▶ Task goal
Transcribe the whole listing without a single picture.

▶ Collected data
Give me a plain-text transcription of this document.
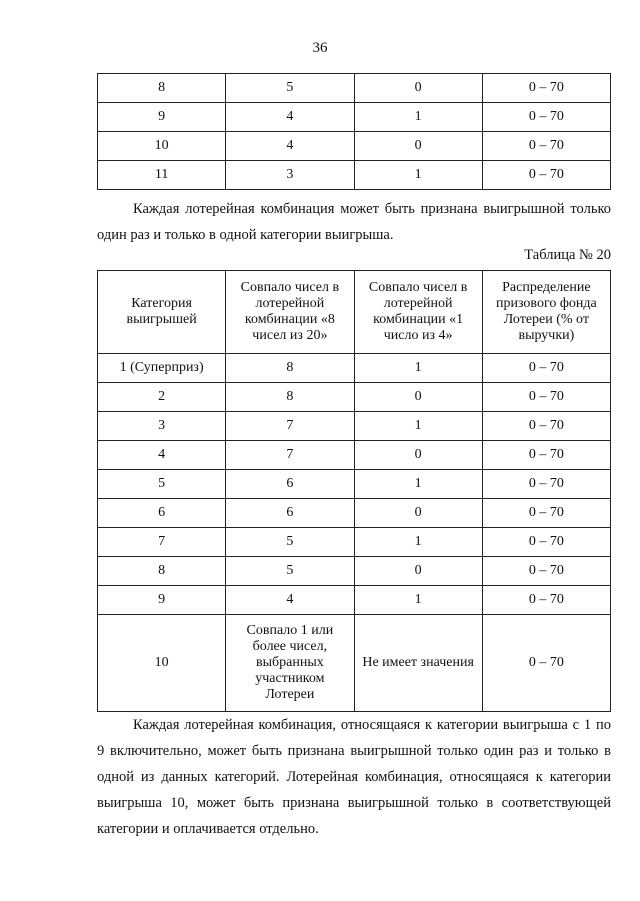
36
8	5	0	0 – 70
9	4	1	0 – 70
10	4	0	0 – 70
11	3	1	0 – 70
Каждая лотерейная комбинация может быть признана выигрышной только один раз и только в одной категории выигрыша.
Таблица № 20
Категория выигрышей	Совпало чисел в лотерейной комбинации «8 чисел из 20»	Совпало чисел в лотерейной комбинации «1 число из 4»	Распределение призового фонда Лотереи (% от выручки)
1 (Суперприз)	8	1	0 – 70
2	8	0	0 – 70
3	7	1	0 – 70
4	7	0	0 – 70
5	6	1	0 – 70
6	6	0	0 – 70
7	5	1	0 – 70
8	5	0	0 – 70
9	4	1	0 – 70
10	Совпало 1 или более чисел, выбранных участником Лотереи	Не имеет значения	0 – 70
Каждая лотерейная комбинация, относящаяся к категории выигрыша с 1 по 9 включительно, может быть признана выигрышной только один раз и только в одной из данных категорий. Лотерейная комбинация, относящаяся к категории выигрыша 10, может быть признана выигрышной только в соответствующей категории и оплачивается отдельно.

▶ Result of the task
Give me a plain-text transcription of this document.
36
8	5	0	0 – 70
9	4	1	0 – 70
10	4	0	0 – 70
11	3	1	0 – 70
Каждая лотерейная комбинация может быть признана выигрышной только один раз и только в одной категории выигрыша.
Таблица № 20
Категория выигрышей	Совпало чисел в лотерейной комбинации «8 чисел из 20»	Совпало чисел в лотерейной комбинации «1 число из 4»	Распределение призового фонда Лотереи (% от выручки)
1 (Суперприз)	8	1	0 – 70
2	8	0	0 – 70
3	7	1	0 – 70
4	7	0	0 – 70
5	6	1	0 – 70
6	6	0	0 – 70
7	5	1	0 – 70
8	5	0	0 – 70
9	4	1	0 – 70
10	Совпало 1 или более чисел, выбранных участником Лотереи	Не имеет значения	0 – 70
Каждая лотерейная комбинация, относящаяся к категории выигрыша с 1 по 9 включительно, может быть признана выигрышной только один раз и только в одной из данных категорий. Лотерейная комбинация, относящаяся к категории выигрыша 10, может быть признана выигрышной только в соответствующей категории и оплачивается отдельно.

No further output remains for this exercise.